▶ EXERCISE TASK
Review the material line by line. Identify and copy every line that contains the string "number".
Start of RAW DATA
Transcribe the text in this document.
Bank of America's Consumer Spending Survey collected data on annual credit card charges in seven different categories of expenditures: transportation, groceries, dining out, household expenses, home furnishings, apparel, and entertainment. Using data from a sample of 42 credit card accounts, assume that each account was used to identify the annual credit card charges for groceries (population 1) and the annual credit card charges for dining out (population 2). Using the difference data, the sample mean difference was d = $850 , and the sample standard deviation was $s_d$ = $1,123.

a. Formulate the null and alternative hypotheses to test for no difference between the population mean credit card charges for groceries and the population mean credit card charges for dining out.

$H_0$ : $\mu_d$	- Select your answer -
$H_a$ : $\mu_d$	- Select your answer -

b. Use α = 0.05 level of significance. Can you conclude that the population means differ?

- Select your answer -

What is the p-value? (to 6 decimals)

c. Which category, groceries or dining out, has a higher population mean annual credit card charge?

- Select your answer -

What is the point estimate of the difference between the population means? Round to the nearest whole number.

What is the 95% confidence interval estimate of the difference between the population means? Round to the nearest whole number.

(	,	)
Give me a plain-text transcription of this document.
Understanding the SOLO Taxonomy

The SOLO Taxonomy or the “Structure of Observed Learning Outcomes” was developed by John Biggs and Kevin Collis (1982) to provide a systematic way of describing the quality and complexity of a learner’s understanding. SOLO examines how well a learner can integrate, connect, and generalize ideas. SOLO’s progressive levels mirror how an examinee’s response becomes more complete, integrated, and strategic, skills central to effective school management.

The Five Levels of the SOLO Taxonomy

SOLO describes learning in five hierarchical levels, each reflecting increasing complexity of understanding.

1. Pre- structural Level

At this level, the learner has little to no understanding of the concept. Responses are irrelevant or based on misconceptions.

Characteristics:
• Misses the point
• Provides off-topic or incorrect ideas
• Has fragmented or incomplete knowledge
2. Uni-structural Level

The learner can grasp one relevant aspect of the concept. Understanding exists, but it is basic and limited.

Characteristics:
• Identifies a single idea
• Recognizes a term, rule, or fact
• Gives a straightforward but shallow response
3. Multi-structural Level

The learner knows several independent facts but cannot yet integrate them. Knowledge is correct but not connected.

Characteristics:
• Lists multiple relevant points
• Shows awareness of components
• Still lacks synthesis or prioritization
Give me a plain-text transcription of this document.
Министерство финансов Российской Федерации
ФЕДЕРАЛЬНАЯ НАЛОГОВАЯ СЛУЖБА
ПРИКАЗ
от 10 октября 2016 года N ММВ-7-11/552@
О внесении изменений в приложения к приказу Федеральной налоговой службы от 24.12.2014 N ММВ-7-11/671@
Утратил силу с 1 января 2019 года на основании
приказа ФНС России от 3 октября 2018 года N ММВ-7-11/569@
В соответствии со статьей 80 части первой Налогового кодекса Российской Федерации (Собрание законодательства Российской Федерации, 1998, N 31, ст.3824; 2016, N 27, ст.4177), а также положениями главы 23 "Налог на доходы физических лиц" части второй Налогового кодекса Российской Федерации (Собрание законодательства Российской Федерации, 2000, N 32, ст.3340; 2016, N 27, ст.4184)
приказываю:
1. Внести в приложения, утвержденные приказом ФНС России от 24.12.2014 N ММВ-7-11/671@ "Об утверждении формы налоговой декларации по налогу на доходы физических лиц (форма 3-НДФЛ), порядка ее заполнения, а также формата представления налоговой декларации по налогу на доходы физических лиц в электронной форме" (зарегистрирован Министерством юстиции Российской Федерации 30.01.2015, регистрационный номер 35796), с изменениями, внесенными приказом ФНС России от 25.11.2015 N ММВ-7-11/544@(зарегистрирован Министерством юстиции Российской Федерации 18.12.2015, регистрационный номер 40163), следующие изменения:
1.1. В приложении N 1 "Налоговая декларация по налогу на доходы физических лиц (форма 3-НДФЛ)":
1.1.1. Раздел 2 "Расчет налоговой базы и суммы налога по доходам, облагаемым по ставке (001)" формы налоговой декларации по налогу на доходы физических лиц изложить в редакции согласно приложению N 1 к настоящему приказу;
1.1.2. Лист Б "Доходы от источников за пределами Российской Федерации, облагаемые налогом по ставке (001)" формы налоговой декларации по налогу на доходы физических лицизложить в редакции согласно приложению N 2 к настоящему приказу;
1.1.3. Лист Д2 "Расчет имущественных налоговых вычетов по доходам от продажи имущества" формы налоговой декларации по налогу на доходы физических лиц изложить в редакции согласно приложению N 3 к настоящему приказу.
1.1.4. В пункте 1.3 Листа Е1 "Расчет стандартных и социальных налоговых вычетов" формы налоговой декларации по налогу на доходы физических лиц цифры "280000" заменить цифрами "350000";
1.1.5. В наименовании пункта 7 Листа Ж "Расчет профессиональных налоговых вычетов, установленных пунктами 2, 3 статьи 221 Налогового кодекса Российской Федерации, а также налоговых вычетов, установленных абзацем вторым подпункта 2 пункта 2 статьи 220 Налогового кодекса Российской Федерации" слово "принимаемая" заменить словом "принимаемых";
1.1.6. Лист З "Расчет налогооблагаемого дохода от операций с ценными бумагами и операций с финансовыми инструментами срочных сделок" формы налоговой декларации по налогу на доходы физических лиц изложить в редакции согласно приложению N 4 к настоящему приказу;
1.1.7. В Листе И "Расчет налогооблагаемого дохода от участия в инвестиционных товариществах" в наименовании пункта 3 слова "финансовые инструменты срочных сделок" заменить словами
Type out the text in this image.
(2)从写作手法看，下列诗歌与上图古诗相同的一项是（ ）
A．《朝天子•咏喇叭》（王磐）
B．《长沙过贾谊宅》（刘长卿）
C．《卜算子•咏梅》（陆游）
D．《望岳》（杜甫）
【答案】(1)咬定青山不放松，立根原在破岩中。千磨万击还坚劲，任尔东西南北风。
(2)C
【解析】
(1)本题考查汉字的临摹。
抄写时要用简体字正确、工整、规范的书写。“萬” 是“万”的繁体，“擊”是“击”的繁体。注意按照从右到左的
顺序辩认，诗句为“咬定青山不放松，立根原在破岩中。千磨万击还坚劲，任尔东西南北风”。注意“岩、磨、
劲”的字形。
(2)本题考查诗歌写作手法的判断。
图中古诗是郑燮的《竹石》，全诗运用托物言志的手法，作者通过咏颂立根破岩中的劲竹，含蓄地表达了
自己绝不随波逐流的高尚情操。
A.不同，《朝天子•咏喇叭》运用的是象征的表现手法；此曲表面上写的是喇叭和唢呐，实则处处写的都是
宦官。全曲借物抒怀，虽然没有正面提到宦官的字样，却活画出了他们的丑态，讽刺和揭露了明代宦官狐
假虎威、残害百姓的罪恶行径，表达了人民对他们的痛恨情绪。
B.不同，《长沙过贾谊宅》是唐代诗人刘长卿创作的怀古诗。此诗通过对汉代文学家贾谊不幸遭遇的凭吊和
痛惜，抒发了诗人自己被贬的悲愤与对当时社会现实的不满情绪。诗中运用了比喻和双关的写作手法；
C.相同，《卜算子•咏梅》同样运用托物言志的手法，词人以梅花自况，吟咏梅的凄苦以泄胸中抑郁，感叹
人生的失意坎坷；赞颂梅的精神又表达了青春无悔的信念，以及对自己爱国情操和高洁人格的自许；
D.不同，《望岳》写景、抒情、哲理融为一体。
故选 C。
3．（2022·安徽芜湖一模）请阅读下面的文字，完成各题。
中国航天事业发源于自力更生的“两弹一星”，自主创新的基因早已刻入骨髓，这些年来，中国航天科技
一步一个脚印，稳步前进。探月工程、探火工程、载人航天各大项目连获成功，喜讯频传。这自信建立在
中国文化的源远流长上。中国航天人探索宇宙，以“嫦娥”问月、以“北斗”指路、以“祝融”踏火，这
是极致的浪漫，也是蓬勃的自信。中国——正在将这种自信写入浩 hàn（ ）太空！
End of RAW DATA
▶ RESPONSE TO THE EXERCISE
What is the point estimate of the difference between the population means? Round to the nearest whole number.
What is the 95% confidence interval estimate of the difference between the population means? Round to the nearest whole number.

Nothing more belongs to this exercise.